----- Given data -----
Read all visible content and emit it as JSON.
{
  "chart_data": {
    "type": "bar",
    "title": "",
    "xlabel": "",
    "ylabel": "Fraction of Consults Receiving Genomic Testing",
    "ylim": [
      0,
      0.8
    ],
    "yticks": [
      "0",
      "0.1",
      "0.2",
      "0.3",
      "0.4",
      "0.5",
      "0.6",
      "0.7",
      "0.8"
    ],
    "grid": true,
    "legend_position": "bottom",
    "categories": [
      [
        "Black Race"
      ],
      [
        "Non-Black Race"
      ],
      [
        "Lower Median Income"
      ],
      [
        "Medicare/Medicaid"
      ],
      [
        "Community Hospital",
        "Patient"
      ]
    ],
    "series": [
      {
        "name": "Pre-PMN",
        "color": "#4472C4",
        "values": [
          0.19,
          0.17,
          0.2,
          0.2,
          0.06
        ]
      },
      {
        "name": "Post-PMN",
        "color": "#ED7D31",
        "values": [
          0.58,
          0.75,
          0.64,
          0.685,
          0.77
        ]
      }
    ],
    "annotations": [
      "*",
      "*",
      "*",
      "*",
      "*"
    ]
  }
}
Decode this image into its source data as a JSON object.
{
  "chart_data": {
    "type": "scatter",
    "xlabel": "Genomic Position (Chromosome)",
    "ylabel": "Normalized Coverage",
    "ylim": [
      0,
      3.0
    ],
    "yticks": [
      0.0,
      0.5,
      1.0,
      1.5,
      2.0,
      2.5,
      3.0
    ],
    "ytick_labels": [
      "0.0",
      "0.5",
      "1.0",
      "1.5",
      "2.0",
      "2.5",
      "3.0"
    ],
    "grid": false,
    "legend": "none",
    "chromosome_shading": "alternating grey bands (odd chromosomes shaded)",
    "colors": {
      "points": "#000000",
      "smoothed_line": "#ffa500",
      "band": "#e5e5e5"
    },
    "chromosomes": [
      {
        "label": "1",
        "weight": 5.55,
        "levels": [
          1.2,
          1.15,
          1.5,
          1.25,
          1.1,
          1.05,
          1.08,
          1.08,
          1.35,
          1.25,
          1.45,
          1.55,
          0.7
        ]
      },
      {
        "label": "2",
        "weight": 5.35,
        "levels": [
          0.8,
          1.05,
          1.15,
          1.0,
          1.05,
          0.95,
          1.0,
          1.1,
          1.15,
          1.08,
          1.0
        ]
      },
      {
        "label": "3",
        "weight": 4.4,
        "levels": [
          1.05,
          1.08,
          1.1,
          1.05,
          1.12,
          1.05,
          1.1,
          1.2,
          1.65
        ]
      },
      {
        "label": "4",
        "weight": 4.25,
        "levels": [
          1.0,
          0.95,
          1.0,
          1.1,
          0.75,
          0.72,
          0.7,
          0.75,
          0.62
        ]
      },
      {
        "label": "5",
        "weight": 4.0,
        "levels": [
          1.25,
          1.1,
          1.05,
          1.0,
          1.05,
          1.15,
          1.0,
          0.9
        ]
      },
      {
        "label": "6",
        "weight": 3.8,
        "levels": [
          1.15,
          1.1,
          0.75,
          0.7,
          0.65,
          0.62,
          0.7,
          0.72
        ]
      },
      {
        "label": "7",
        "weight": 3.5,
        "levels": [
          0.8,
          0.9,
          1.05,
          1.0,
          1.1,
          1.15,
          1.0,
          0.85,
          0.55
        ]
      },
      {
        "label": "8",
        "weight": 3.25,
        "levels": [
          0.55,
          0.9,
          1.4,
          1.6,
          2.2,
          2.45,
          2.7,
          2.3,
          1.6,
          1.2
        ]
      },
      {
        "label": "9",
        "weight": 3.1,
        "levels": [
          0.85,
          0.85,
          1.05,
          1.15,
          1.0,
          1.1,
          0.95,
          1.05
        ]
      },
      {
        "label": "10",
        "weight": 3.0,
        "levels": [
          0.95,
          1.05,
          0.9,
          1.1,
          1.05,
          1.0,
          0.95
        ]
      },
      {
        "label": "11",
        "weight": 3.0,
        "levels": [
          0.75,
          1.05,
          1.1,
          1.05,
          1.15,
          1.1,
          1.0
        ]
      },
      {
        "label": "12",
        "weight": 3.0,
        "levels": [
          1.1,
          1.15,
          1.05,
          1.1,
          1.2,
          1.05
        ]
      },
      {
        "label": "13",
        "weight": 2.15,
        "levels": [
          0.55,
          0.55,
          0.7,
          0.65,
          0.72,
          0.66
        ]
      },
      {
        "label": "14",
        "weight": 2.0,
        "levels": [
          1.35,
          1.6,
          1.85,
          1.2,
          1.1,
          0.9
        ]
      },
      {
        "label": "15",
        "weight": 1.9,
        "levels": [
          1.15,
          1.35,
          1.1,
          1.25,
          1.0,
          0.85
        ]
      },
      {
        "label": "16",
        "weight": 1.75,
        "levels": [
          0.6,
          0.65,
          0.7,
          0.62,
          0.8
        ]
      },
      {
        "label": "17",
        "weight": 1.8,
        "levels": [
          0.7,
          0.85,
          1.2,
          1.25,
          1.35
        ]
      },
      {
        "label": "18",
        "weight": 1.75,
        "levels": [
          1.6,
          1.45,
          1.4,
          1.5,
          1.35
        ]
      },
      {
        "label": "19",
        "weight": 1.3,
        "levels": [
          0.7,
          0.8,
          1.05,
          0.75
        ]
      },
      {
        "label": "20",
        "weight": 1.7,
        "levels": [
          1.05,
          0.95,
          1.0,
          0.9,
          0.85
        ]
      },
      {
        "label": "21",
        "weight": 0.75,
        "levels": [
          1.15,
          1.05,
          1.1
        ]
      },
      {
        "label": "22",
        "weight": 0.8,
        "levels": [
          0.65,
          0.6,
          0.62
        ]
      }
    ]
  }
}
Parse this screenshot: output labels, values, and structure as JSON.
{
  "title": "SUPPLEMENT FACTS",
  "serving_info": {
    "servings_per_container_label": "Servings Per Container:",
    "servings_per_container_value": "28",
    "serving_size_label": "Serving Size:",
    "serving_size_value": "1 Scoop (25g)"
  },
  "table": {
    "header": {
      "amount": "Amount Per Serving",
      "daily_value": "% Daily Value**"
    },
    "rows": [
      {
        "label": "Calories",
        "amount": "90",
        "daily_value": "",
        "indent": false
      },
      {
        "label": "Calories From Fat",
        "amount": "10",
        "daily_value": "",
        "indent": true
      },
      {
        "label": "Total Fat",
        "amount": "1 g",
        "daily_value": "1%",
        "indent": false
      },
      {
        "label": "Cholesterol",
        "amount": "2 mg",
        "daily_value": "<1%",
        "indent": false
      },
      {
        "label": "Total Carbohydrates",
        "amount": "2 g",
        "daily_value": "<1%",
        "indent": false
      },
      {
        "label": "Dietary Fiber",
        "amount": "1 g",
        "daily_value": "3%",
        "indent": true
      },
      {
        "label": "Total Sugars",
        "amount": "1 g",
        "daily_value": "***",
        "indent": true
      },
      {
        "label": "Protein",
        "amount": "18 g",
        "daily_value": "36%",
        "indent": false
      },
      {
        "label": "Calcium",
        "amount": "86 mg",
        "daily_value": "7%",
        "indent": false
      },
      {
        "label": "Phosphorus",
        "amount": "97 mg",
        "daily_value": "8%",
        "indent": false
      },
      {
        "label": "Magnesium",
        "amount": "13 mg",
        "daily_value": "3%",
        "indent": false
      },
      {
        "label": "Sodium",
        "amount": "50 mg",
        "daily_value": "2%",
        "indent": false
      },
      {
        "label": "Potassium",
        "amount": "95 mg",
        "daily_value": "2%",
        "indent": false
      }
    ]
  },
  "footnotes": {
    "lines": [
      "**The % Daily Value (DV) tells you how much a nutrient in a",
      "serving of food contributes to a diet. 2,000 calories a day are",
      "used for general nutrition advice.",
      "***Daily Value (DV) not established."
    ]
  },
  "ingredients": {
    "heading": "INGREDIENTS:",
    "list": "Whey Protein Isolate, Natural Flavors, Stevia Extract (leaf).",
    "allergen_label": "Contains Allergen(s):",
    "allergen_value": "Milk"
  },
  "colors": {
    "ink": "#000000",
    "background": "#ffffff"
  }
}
-----
What is needed:
The required output is each line of the entries that contains the word "xlabel".

Solution for this problem:
    "xlabel": "",
    "xlabel": "Genomic Position (Chromosome)",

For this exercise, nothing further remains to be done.